══ Zu verarbeitende Daten
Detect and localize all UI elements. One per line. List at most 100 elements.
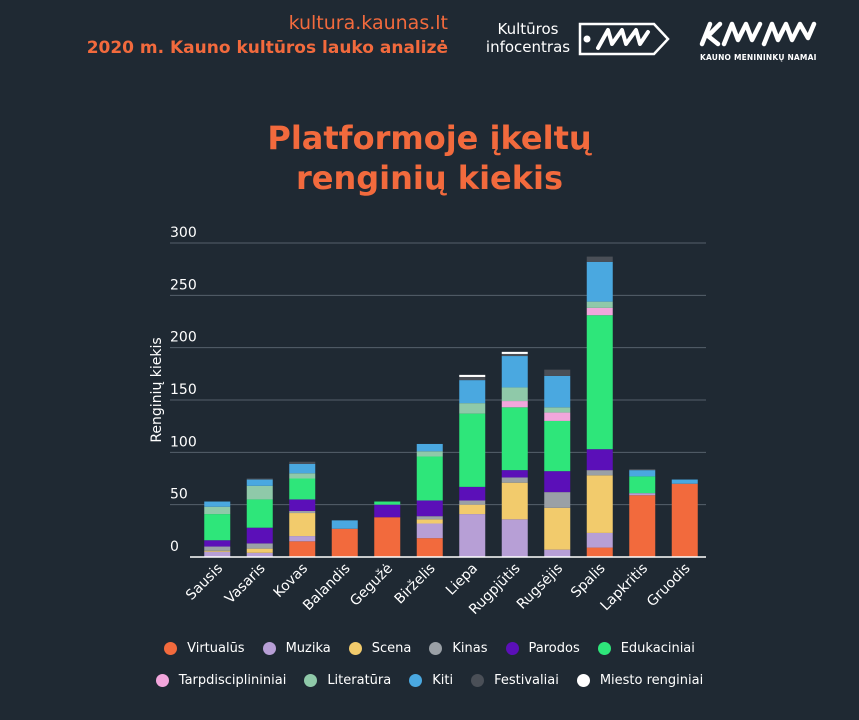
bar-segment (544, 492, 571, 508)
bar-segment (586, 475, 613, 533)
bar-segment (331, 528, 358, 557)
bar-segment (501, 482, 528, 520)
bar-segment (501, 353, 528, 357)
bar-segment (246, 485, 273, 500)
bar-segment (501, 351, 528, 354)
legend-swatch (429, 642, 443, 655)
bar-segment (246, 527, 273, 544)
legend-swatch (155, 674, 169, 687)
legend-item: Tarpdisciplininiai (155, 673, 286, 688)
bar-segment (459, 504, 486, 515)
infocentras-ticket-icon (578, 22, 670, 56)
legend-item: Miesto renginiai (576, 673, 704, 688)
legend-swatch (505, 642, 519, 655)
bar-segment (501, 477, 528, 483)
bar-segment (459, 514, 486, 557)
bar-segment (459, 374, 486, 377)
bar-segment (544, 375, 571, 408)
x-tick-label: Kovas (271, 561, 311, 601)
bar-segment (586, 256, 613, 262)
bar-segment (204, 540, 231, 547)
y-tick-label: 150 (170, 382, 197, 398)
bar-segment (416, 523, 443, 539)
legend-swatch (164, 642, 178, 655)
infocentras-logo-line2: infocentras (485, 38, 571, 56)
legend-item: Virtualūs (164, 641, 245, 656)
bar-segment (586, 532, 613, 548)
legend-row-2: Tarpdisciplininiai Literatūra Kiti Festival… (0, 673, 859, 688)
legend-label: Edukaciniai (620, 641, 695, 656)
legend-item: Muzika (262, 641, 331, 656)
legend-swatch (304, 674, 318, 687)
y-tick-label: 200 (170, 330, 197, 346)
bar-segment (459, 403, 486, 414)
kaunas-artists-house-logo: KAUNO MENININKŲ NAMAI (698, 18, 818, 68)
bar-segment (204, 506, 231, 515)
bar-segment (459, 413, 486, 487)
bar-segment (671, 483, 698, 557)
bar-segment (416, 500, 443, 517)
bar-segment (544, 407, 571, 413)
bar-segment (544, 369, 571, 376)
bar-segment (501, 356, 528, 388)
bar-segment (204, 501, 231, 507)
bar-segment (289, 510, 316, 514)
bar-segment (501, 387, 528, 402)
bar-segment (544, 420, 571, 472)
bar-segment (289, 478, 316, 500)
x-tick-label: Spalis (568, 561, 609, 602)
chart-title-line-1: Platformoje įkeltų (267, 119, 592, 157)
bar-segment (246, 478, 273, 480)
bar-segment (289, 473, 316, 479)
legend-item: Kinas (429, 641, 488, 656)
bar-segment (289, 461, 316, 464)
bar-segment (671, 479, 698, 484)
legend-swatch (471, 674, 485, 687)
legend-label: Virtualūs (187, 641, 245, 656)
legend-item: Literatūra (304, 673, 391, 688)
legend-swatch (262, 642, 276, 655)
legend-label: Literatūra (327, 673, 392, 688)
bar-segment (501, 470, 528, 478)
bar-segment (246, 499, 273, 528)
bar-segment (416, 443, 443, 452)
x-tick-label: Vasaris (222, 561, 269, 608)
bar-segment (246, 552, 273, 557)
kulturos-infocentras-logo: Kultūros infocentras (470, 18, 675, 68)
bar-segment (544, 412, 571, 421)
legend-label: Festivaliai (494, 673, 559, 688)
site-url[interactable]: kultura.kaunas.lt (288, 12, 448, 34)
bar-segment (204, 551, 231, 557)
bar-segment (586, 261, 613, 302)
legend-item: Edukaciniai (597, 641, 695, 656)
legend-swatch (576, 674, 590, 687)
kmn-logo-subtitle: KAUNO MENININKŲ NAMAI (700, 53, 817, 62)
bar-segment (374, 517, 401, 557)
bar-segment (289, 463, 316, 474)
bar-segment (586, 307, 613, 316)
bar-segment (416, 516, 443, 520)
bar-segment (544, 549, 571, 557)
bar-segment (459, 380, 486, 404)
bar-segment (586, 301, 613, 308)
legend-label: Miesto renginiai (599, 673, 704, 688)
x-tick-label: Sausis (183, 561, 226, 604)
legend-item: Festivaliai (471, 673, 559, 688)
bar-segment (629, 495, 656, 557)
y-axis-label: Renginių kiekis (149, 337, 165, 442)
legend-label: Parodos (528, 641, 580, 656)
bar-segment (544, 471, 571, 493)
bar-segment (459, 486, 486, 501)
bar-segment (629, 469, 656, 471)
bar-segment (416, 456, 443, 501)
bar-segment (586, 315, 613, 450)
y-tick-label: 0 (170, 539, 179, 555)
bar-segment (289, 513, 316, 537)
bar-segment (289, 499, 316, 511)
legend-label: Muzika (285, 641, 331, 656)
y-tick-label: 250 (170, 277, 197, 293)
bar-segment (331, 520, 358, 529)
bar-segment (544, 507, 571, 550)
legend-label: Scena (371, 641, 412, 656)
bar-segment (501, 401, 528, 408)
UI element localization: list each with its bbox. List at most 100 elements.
════
_Aufgabenbeschreibung_: Stelle nur den Abschnitt der Daten von der Zeile mit „bar-segment (544, 492, 571, 508)“ bis einschließlich der Zeile mit „legend-row-2: Tarpdisciplininiai Literatūra“ als Markdown-Tabelle dar. Die Spalte „Nr“ zählt die Zeilen fortlaufend, die Spalte „Inhalt“ enthält die Zeile selbst, und Leerzeilen entfallen.

_Schriftliche Antwort_:
| Nr | Inhalt |
|---|---|
| 1 | bar-segment (544, 492, 571, 508) |
| 2 | bar-segment (586, 475, 613, 533) |
| 3 | bar-segment (331, 528, 358, 557) |
| 4 | bar-segment (501, 482, 528, 520) |
| 5 | bar-segment (501, 353, 528, 357) |
| 6 | bar-segment (246, 485, 273, 500) |
| 7 | bar-segment (501, 351, 528, 354) |
| 8 | legend-swatch (429, 642, 443, 655) |
| 9 | bar-segment (246, 527, 273, 544) |
| 10 | legend-swatch (155, 674, 169, 687) |
| 11 | legend-item: Tarpdisciplininiai (155, 673, 286, 688) |
| 12 | bar-segment (459, 504, 486, 515) |
| 13 | infocentras-ticket-icon (578, 22, 670, 56) |
| 14 | legend-item: Miesto renginiai (576, 673, 704, 688) |
| 15 | legend-swatch (505, 642, 519, 655) |
| 16 | bar-segment (501, 477, 528, 483) |
| 17 | bar-segment (459, 514, 486, 557) |
| 18 | bar-segment (459, 374, 486, 377) |
| 19 | bar-segment (544, 375, 571, 408) |
| 20 | x-tick-label: Kovas (271, 561, 311, 601) |
| 21 | bar-segment (586, 256, 613, 262) |
| 22 | bar-segment (204, 540, 231, 547) |
| 23 | y-tick-label: 150 (170, 382, 197, 398) |
| 24 | bar-segment (416, 523, 443, 539) |
| 25 | legend-swatch (164, 642, 178, 655) |
| 26 | infocentras-logo-line2: infocentras (485, 38, 571, 56) |
| 27 | legend-item: Virtualūs (164, 641, 245, 656) |
| 28 | bar-segment (586, 532, 613, 548) |
| 29 | legend-row-2: Tarpdisciplininiai Literatūra Kiti Festival… (0, 673, 859, 688) |